Records for the task:
--- START ---

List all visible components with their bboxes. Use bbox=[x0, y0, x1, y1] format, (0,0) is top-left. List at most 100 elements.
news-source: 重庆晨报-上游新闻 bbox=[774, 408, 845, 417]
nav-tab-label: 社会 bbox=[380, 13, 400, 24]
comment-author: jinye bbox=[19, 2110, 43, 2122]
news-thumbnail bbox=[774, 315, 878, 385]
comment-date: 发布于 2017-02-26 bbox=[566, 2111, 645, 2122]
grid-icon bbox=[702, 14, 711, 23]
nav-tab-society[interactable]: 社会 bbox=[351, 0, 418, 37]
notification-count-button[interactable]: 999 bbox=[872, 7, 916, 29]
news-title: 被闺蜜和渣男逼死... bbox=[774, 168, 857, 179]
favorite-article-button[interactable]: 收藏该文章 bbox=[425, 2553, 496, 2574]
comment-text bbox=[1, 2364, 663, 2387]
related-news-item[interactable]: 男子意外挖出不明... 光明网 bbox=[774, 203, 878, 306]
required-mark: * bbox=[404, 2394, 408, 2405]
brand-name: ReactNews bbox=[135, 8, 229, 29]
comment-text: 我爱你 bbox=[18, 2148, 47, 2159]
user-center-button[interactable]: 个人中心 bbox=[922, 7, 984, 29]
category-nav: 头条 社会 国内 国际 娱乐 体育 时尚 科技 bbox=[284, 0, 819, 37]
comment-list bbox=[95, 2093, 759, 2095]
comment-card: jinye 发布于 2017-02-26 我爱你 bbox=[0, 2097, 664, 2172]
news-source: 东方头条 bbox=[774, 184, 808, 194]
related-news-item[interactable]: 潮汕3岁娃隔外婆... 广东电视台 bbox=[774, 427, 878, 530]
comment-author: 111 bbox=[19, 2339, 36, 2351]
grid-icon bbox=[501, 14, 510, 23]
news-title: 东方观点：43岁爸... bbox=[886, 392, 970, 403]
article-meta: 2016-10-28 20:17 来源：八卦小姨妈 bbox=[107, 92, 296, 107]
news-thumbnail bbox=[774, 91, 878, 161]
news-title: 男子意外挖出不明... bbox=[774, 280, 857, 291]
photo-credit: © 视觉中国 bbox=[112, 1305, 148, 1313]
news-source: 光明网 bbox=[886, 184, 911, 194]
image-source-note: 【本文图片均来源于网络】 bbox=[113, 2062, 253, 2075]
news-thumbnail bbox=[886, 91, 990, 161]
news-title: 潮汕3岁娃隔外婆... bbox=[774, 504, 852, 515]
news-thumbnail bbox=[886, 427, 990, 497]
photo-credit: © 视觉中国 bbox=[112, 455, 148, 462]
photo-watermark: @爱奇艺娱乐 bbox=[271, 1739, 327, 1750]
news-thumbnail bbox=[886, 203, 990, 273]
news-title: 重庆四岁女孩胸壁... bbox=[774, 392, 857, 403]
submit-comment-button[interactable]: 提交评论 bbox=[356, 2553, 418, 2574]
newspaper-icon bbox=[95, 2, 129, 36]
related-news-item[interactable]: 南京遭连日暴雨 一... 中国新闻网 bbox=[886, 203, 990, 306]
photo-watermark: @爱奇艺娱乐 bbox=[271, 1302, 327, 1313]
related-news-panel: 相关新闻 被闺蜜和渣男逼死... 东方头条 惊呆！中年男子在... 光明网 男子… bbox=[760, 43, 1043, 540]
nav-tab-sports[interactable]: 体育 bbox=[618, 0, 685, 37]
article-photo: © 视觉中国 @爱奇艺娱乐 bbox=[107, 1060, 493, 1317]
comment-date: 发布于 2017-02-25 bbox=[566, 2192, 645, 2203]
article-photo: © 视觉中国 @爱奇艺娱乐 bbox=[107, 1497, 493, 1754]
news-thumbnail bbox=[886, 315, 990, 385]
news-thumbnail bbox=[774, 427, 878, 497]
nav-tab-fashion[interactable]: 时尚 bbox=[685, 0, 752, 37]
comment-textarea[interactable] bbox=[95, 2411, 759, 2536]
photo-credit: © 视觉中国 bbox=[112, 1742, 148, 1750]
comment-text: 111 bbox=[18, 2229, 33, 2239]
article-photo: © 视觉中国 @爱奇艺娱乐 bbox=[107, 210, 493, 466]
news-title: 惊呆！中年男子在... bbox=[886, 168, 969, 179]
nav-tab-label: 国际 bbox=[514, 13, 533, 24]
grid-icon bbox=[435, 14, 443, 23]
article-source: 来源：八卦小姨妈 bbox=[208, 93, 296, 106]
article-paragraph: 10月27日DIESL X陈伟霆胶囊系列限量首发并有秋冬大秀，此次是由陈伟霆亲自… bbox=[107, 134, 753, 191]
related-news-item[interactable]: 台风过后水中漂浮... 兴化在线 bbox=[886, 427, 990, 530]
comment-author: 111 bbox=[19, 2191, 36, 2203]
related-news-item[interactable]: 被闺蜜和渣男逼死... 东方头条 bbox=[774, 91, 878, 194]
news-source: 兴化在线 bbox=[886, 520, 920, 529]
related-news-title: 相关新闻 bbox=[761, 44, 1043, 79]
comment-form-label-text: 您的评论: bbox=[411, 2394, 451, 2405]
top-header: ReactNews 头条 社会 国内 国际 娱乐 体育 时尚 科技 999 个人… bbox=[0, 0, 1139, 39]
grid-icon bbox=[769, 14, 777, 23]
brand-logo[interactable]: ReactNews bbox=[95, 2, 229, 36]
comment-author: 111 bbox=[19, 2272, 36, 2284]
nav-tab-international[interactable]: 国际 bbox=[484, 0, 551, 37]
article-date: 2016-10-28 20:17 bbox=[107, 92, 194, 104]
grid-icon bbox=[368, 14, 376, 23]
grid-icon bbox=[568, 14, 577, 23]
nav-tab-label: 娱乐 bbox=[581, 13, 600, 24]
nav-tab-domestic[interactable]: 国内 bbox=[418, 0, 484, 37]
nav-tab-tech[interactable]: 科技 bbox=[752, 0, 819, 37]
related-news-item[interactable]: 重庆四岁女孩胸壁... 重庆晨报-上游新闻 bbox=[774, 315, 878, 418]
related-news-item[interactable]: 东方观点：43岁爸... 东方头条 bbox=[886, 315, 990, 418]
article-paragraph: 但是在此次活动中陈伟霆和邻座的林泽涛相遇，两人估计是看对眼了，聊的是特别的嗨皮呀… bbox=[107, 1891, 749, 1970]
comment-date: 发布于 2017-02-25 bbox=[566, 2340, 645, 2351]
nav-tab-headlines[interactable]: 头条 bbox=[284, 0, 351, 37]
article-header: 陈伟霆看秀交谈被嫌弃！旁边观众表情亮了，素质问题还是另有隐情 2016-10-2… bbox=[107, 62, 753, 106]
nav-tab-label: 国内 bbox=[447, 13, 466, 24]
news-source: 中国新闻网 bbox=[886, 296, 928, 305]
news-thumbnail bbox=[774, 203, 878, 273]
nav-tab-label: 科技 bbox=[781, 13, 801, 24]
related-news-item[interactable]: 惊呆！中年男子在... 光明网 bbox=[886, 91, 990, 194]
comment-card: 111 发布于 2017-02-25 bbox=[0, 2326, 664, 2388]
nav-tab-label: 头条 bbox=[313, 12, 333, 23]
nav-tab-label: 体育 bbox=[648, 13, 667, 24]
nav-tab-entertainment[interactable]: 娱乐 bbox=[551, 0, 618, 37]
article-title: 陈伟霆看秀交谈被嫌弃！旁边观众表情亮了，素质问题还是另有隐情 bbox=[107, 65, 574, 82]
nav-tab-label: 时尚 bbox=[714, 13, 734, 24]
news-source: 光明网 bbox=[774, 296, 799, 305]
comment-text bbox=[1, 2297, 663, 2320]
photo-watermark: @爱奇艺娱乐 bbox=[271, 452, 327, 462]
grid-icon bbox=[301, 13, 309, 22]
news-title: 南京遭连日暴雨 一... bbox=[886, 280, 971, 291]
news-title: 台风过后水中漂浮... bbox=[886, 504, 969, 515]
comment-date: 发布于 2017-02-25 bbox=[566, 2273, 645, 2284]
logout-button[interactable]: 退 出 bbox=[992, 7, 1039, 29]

--- END ---

Task:
Output the entries as a numbered list without blank lines, beginning with the first line of the entries and ending with the line that contains "nav-tab-label: 社会 bbox=[380, 13, 400, 24]".

Solution below:
1. List all visible components with their bboxes. Use bbox=[x0, y0, x1, y1] format, (0,0) is top-left. List at most 100 elements.
2. news-source: 重庆晨报-上游新闻 bbox=[774, 408, 845, 417]
3. nav-tab-label: 社会 bbox=[380, 13, 400, 24]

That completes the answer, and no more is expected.